## Aim:
Copy all entries without alteration and skip the pictures they hold.

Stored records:
****************

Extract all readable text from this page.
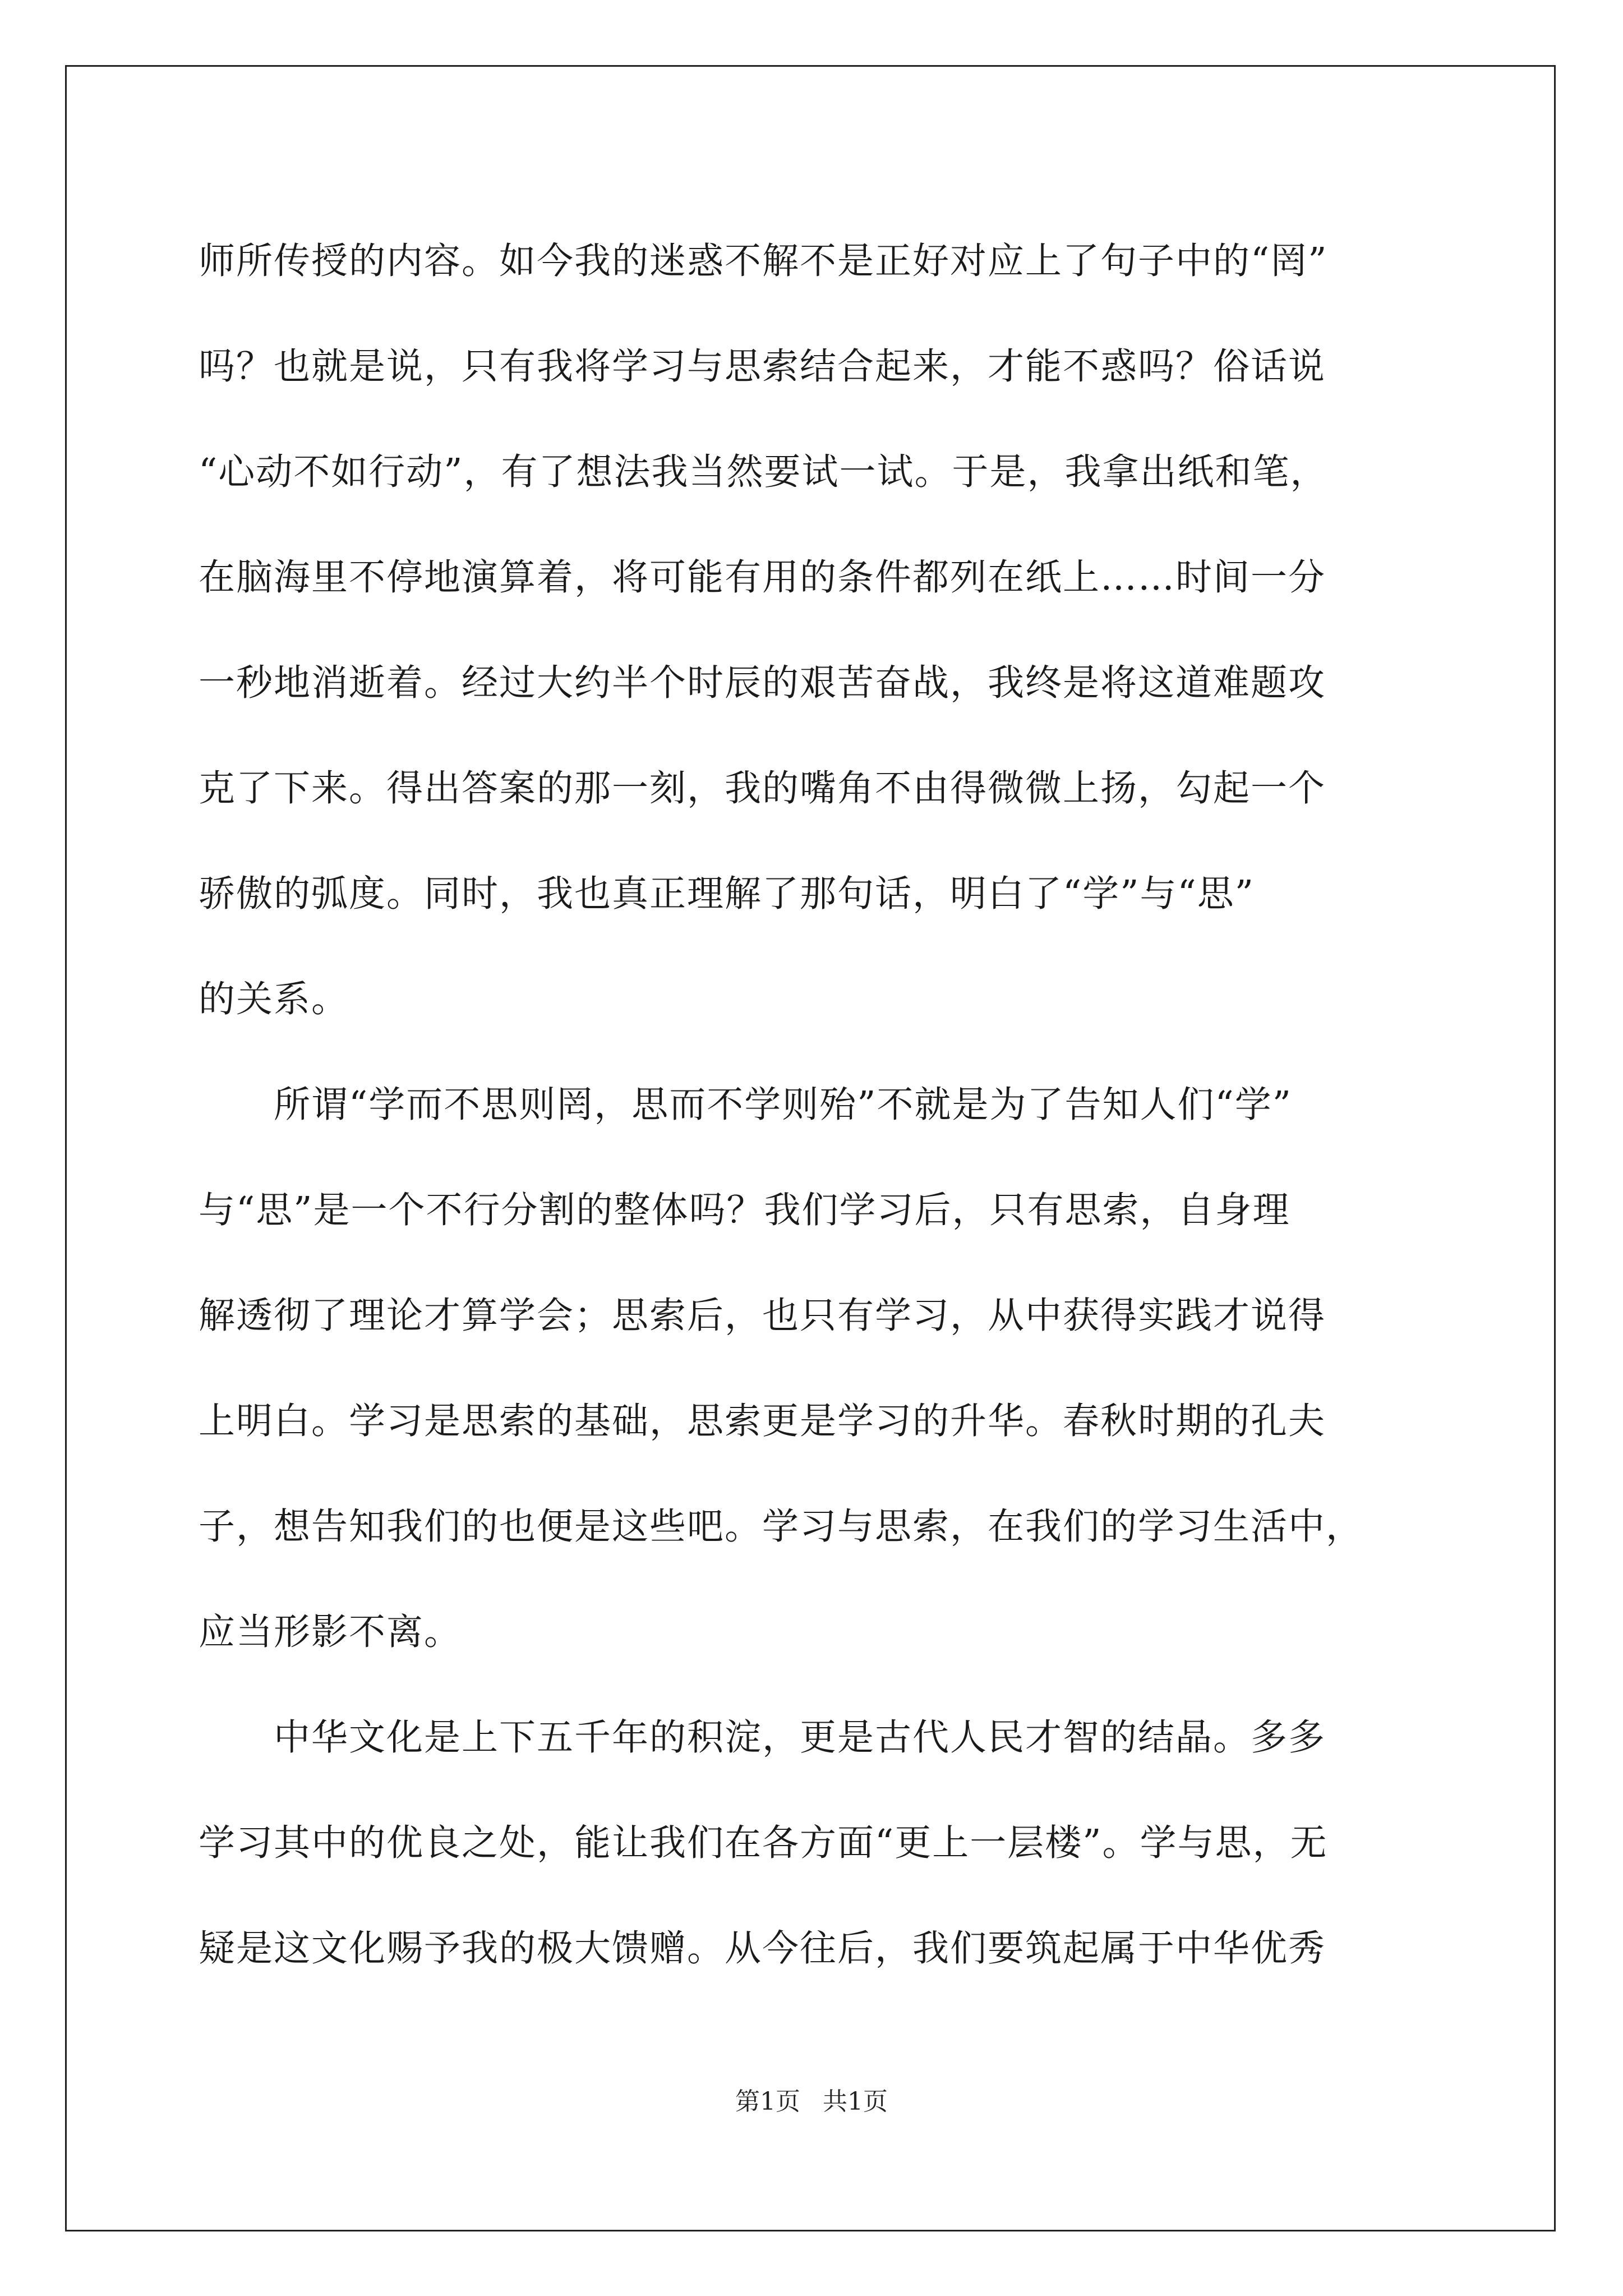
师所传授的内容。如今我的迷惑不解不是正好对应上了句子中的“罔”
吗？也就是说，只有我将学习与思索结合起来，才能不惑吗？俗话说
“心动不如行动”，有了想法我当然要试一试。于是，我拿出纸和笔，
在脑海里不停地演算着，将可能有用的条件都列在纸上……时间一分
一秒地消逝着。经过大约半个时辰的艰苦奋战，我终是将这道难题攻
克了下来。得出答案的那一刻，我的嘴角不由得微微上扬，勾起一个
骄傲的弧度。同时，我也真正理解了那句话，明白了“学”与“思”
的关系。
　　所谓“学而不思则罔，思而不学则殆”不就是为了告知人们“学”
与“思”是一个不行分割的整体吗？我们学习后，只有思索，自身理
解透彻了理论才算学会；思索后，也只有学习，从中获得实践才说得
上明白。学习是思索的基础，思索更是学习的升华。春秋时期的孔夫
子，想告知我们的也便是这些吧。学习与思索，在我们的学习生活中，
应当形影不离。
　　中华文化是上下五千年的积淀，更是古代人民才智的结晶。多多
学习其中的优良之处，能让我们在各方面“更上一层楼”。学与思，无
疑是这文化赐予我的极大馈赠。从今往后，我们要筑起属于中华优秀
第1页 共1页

****************

## Exercise response:
Extract all readable text from this page.
师所传授的内容。如今我的迷惑不解不是正好对应上了句子中的“罔”
吗？也就是说，只有我将学习与思索结合起来，才能不惑吗？俗话说
“心动不如行动”，有了想法我当然要试一试。于是，我拿出纸和笔，
在脑海里不停地演算着，将可能有用的条件都列在纸上……时间一分
一秒地消逝着。经过大约半个时辰的艰苦奋战，我终是将这道难题攻
克了下来。得出答案的那一刻，我的嘴角不由得微微上扬，勾起一个
骄傲的弧度。同时，我也真正理解了那句话，明白了“学”与“思”
的关系。
　　所谓“学而不思则罔，思而不学则殆”不就是为了告知人们“学”
与“思”是一个不行分割的整体吗？我们学习后，只有思索，自身理
解透彻了理论才算学会；思索后，也只有学习，从中获得实践才说得
上明白。学习是思索的基础，思索更是学习的升华。春秋时期的孔夫
子，想告知我们的也便是这些吧。学习与思索，在我们的学习生活中，
应当形影不离。
　　中华文化是上下五千年的积淀，更是古代人民才智的结晶。多多
学习其中的优良之处，能让我们在各方面“更上一层楼”。学与思，无
疑是这文化赐予我的极大馈赠。从今往后，我们要筑起属于中华优秀
第1页 共1页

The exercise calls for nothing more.